• [Exercise requirements]:
Leaving out the pictures, please retype each record exactly.

• [Record extracts]:
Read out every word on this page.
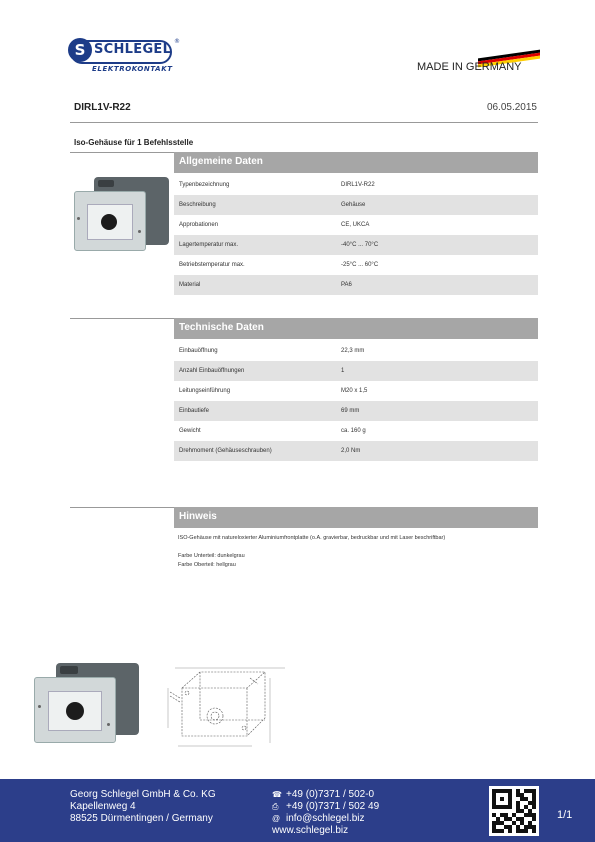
S SCHLEGEL
®
ELEKTROKONTAKT	MADE IN GERMANY
DIRL1V-R22	06.05.2015
Iso-Gehäuse für 1 Befehlsstelle
Allgemeine Daten
Typenbezeichnung	DIRL1V-R22
Beschreibung	Gehäuse
Approbationen	CE, UKCA
Lagertemperatur max.	-40°C ... 70°C
Betriebstemperatur max.	-25°C ... 60°C
Material	PA6
Technische Daten
Einbauöffnung	22,3 mm
Anzahl Einbauöffnungen	1
Leitungseinführung	M20 x 1,5
Einbautiefe	69 mm
Gewicht	ca. 160 g
Drehmoment (Gehäuseschrauben)	2,0 Nm
Hinweis
ISO-Gehäuse mit natureloxierter Aluminiumfrontplatte (o.A. gravierbar, bedruckbar und mit Laser beschriftbar)
Farbe Unterteil: dunkelgrau
Farbe Oberteil: hellgrau
Georg Schlegel GmbH & Co. KG
Kapellenweg 4
88525 Dürmentingen / Germany
☎ +49 (0)7371 / 502-0
⎙ +49 (0)7371 / 502 49
@ info@schlegel.biz
www.schlegel.biz
1/1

• [Task result]:
Read out every word on this page.
S SCHLEGEL
®
ELEKTROKONTAKT	MADE IN GERMANY
DIRL1V-R22	06.05.2015
Iso-Gehäuse für 1 Befehlsstelle
Allgemeine Daten
Typenbezeichnung	DIRL1V-R22
Beschreibung	Gehäuse
Approbationen	CE, UKCA
Lagertemperatur max.	-40°C ... 70°C
Betriebstemperatur max.	-25°C ... 60°C
Material	PA6
Technische Daten
Einbauöffnung	22,3 mm
Anzahl Einbauöffnungen	1
Leitungseinführung	M20 x 1,5
Einbautiefe	69 mm
Gewicht	ca. 160 g
Drehmoment (Gehäuseschrauben)	2,0 Nm
Hinweis
ISO-Gehäuse mit natureloxierter Aluminiumfrontplatte (o.A. gravierbar, bedruckbar und mit Laser beschriftbar)
Farbe Unterteil: dunkelgrau
Farbe Oberteil: hellgrau
Georg Schlegel GmbH & Co. KG
Kapellenweg 4
88525 Dürmentingen / Germany
☎ +49 (0)7371 / 502-0
⎙ +49 (0)7371 / 502 49
@ info@schlegel.biz
www.schlegel.biz
1/1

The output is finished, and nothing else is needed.